**TASK DETAILS**
Using the records below, copy out exactly the line that contains "Output a JSON" and every line that follows it, up to and including the last, and no others.

Excerpt from a dataset
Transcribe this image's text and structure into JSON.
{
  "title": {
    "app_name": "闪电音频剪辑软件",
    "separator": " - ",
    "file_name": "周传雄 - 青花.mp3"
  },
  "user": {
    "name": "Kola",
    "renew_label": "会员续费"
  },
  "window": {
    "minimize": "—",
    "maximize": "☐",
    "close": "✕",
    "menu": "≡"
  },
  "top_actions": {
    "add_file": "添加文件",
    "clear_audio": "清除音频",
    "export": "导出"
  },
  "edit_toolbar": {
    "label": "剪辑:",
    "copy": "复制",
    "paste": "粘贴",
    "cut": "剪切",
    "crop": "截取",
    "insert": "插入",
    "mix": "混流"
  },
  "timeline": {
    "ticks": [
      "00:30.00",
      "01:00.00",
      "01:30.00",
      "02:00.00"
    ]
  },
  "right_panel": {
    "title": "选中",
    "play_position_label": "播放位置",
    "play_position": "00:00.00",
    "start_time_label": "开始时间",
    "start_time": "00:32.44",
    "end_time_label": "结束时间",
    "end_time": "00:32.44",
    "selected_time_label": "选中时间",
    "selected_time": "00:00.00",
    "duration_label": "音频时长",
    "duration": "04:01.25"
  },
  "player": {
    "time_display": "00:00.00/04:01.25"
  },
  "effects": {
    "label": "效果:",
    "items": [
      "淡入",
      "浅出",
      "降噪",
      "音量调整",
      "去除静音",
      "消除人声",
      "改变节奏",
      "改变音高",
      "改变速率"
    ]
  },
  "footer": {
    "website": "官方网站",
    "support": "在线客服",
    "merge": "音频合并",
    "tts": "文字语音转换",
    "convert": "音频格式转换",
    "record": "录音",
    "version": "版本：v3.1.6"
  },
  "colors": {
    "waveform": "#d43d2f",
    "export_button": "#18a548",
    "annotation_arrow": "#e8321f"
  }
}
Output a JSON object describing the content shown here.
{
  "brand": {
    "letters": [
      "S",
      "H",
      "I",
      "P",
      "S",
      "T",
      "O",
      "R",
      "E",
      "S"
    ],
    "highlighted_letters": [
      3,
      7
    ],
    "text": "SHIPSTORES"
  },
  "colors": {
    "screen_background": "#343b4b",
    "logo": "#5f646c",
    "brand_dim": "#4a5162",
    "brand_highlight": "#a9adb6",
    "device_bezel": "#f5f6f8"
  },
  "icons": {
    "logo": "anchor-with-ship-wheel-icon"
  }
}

**ANSWER FOR THE TASK**
Output a JSON object describing the content shown here.
{
  "brand": {
    "letters": [
      "S",
      "H",
      "I",
      "P",
      "S",
      "T",
      "O",
      "R",
      "E",
      "S"
    ],
    "highlighted_letters": [
      3,
      7
    ],
    "text": "SHIPSTORES"
  },
  "colors": {
    "screen_background": "#343b4b",
    "logo": "#5f646c",
    "brand_dim": "#4a5162",
    "brand_highlight": "#a9adb6",
    "device_bezel": "#f5f6f8"
  },
  "icons": {
    "logo": "anchor-with-ship-wheel-icon"
  }
}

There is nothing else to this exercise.